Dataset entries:
%%

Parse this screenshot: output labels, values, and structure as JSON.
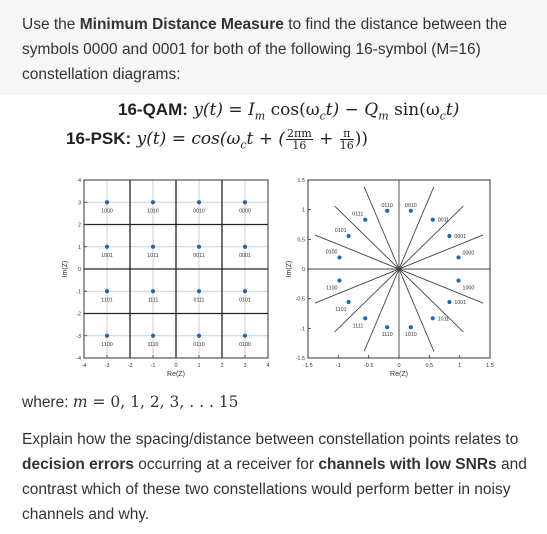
{
  "question": {
    "intro_1": "Use the ",
    "intro_bold": "Minimum Distance Measure",
    "intro_2": " to find the distance between the symbols 0000 and 0001 for both of the following 16-symbol (M=16) constellation diagrams:"
  },
  "equations": {
    "qam_label": "16-QAM:",
    "qam_expr": "y(t) = I",
    "qam_sub_m": "m",
    "qam_cos": " cos(ω",
    "qam_c": "c",
    "qam_mid": "t) − Q",
    "qam_sin": " sin(ω",
    "qam_end": "t)",
    "psk_label": "16-PSK:",
    "psk_expr": "y(t) = cos(ω",
    "psk_c": "c",
    "psk_t": "t + (",
    "frac1_num": "2πm",
    "frac1_den": "16",
    "plus": " + ",
    "frac2_num": "π",
    "frac2_den": "16",
    "psk_end": "))"
  },
  "where": {
    "prefix": "where: ",
    "m": "m",
    "rest": " = 0, 1, 2, 3, . . . 15"
  },
  "explanation": {
    "p1": "Explain how the spacing/distance between constellation points relates to ",
    "b1": "decision errors",
    "p2": " occurring at a receiver for ",
    "b2": "channels with low SNRs",
    "p3": " and contrast which of these two constellations would perform better in noisy channels and why."
  },
  "colors": {
    "marker": "#1f66b5",
    "grid": "#cfcfcf",
    "axis": "#333333"
  },
  "chart_data": [
    {
      "type": "scatter",
      "name_label": "16-QAM",
      "xlabel": "Re(Z)",
      "ylabel": "Im(Z)",
      "xlim": [
        -4,
        4
      ],
      "ylim": [
        -4,
        4
      ],
      "xticks": [
        "-4",
        "-3",
        "-2",
        "-1",
        "0",
        "1",
        "2",
        "3",
        "4"
      ],
      "yticks": [
        "4",
        "3",
        "2",
        "1",
        "0",
        "-1",
        "-2",
        "-3",
        "-4"
      ],
      "grid": true,
      "points": [
        {
          "x": -3,
          "y": 3,
          "label": "1000"
        },
        {
          "x": -1,
          "y": 3,
          "label": "1010"
        },
        {
          "x": 1,
          "y": 3,
          "label": "0010"
        },
        {
          "x": 3,
          "y": 3,
          "label": "0000"
        },
        {
          "x": -3,
          "y": 1,
          "label": "1001"
        },
        {
          "x": -1,
          "y": 1,
          "label": "1011"
        },
        {
          "x": 1,
          "y": 1,
          "label": "0011"
        },
        {
          "x": 3,
          "y": 1,
          "label": "0001"
        },
        {
          "x": -3,
          "y": -1,
          "label": "1101"
        },
        {
          "x": -1,
          "y": -1,
          "label": "1111"
        },
        {
          "x": 1,
          "y": -1,
          "label": "0111"
        },
        {
          "x": 3,
          "y": -1,
          "label": "0101"
        },
        {
          "x": -3,
          "y": -3,
          "label": "1100"
        },
        {
          "x": -1,
          "y": -3,
          "label": "1110"
        },
        {
          "x": 1,
          "y": -3,
          "label": "0110"
        },
        {
          "x": 3,
          "y": -3,
          "label": "0100"
        }
      ]
    },
    {
      "type": "scatter",
      "name_label": "16-PSK",
      "xlabel": "Re(Z)",
      "ylabel": "Im(Z)",
      "xlim": [
        -1.5,
        1.5
      ],
      "ylim": [
        -1.5,
        1.5
      ],
      "xticks": [
        "-1.5",
        "-1",
        "-0.5",
        "0",
        "0.5",
        "1",
        "1.5"
      ],
      "yticks": [
        "1.5",
        "1",
        "0.5",
        "0",
        "-0.5",
        "-1",
        "-1.5"
      ],
      "grid": false,
      "points": [
        {
          "x": 0.981,
          "y": 0.195,
          "label": "0000"
        },
        {
          "x": 0.831,
          "y": 0.556,
          "label": "0001"
        },
        {
          "x": 0.556,
          "y": 0.831,
          "label": "0011"
        },
        {
          "x": 0.195,
          "y": 0.981,
          "label": "0010"
        },
        {
          "x": -0.195,
          "y": 0.981,
          "label": "0110"
        },
        {
          "x": -0.556,
          "y": 0.831,
          "label": "0111"
        },
        {
          "x": -0.831,
          "y": 0.556,
          "label": "0101"
        },
        {
          "x": -0.981,
          "y": 0.195,
          "label": "0100"
        },
        {
          "x": -0.981,
          "y": -0.195,
          "label": "1100"
        },
        {
          "x": -0.831,
          "y": -0.556,
          "label": "1101"
        },
        {
          "x": -0.556,
          "y": -0.831,
          "label": "1111"
        },
        {
          "x": -0.195,
          "y": -0.981,
          "label": "1110"
        },
        {
          "x": 0.195,
          "y": -0.981,
          "label": "1010"
        },
        {
          "x": 0.556,
          "y": -0.831,
          "label": "1011"
        },
        {
          "x": 0.831,
          "y": -0.556,
          "label": "1001"
        },
        {
          "x": 0.981,
          "y": -0.195,
          "label": "1000"
        }
      ]
    }
  ]
}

%%

TASK DETAILS: Return the material exactly as given, apart from the pictures.

RESPONSE BELOW:
Parse this screenshot: output labels, values, and structure as JSON.
{
  "question": {
    "intro_1": "Use the ",
    "intro_bold": "Minimum Distance Measure",
    "intro_2": " to find the distance between the symbols 0000 and 0001 for both of the following 16-symbol (M=16) constellation diagrams:"
  },
  "equations": {
    "qam_label": "16-QAM:",
    "qam_expr": "y(t) = I",
    "qam_sub_m": "m",
    "qam_cos": " cos(ω",
    "qam_c": "c",
    "qam_mid": "t) − Q",
    "qam_sin": " sin(ω",
    "qam_end": "t)",
    "psk_label": "16-PSK:",
    "psk_expr": "y(t) = cos(ω",
    "psk_c": "c",
    "psk_t": "t + (",
    "frac1_num": "2πm",
    "frac1_den": "16",
    "plus": " + ",
    "frac2_num": "π",
    "frac2_den": "16",
    "psk_end": "))"
  },
  "where": {
    "prefix": "where: ",
    "m": "m",
    "rest": " = 0, 1, 2, 3, . . . 15"
  },
  "explanation": {
    "p1": "Explain how the spacing/distance between constellation points relates to ",
    "b1": "decision errors",
    "p2": " occurring at a receiver for ",
    "b2": "channels with low SNRs",
    "p3": " and contrast which of these two constellations would perform better in noisy channels and why."
  },
  "colors": {
    "marker": "#1f66b5",
    "grid": "#cfcfcf",
    "axis": "#333333"
  },
  "chart_data": [
    {
      "type": "scatter",
      "name_label": "16-QAM",
      "xlabel": "Re(Z)",
      "ylabel": "Im(Z)",
      "xlim": [
        -4,
        4
      ],
      "ylim": [
        -4,
        4
      ],
      "xticks": [
        "-4",
        "-3",
        "-2",
        "-1",
        "0",
        "1",
        "2",
        "3",
        "4"
      ],
      "yticks": [
        "4",
        "3",
        "2",
        "1",
        "0",
        "-1",
        "-2",
        "-3",
        "-4"
      ],
      "grid": true,
      "points": [
        {
          "x": -3,
          "y": 3,
          "label": "1000"
        },
        {
          "x": -1,
          "y": 3,
          "label": "1010"
        },
        {
          "x": 1,
          "y": 3,
          "label": "0010"
        },
        {
          "x": 3,
          "y": 3,
          "label": "0000"
        },
        {
          "x": -3,
          "y": 1,
          "label": "1001"
        },
        {
          "x": -1,
          "y": 1,
          "label": "1011"
        },
        {
          "x": 1,
          "y": 1,
          "label": "0011"
        },
        {
          "x": 3,
          "y": 1,
          "label": "0001"
        },
        {
          "x": -3,
          "y": -1,
          "label": "1101"
        },
        {
          "x": -1,
          "y": -1,
          "label": "1111"
        },
        {
          "x": 1,
          "y": -1,
          "label": "0111"
        },
        {
          "x": 3,
          "y": -1,
          "label": "0101"
        },
        {
          "x": -3,
          "y": -3,
          "label": "1100"
        },
        {
          "x": -1,
          "y": -3,
          "label": "1110"
        },
        {
          "x": 1,
          "y": -3,
          "label": "0110"
        },
        {
          "x": 3,
          "y": -3,
          "label": "0100"
        }
      ]
    },
    {
      "type": "scatter",
      "name_label": "16-PSK",
      "xlabel": "Re(Z)",
      "ylabel": "Im(Z)",
      "xlim": [
        -1.5,
        1.5
      ],
      "ylim": [
        -1.5,
        1.5
      ],
      "xticks": [
        "-1.5",
        "-1",
        "-0.5",
        "0",
        "0.5",
        "1",
        "1.5"
      ],
      "yticks": [
        "1.5",
        "1",
        "0.5",
        "0",
        "-0.5",
        "-1",
        "-1.5"
      ],
      "grid": false,
      "points": [
        {
          "x": 0.981,
          "y": 0.195,
          "label": "0000"
        },
        {
          "x": 0.831,
          "y": 0.556,
          "label": "0001"
        },
        {
          "x": 0.556,
          "y": 0.831,
          "label": "0011"
        },
        {
          "x": 0.195,
          "y": 0.981,
          "label": "0010"
        },
        {
          "x": -0.195,
          "y": 0.981,
          "label": "0110"
        },
        {
          "x": -0.556,
          "y": 0.831,
          "label": "0111"
        },
        {
          "x": -0.831,
          "y": 0.556,
          "label": "0101"
        },
        {
          "x": -0.981,
          "y": 0.195,
          "label": "0100"
        },
        {
          "x": -0.981,
          "y": -0.195,
          "label": "1100"
        },
        {
          "x": -0.831,
          "y": -0.556,
          "label": "1101"
        },
        {
          "x": -0.556,
          "y": -0.831,
          "label": "1111"
        },
        {
          "x": -0.195,
          "y": -0.981,
          "label": "1110"
        },
        {
          "x": 0.195,
          "y": -0.981,
          "label": "1010"
        },
        {
          "x": 0.556,
          "y": -0.831,
          "label": "1011"
        },
        {
          "x": 0.831,
          "y": -0.556,
          "label": "1001"
        },
        {
          "x": 0.981,
          "y": -0.195,
          "label": "1000"
        }
      ]
    }
  ]
}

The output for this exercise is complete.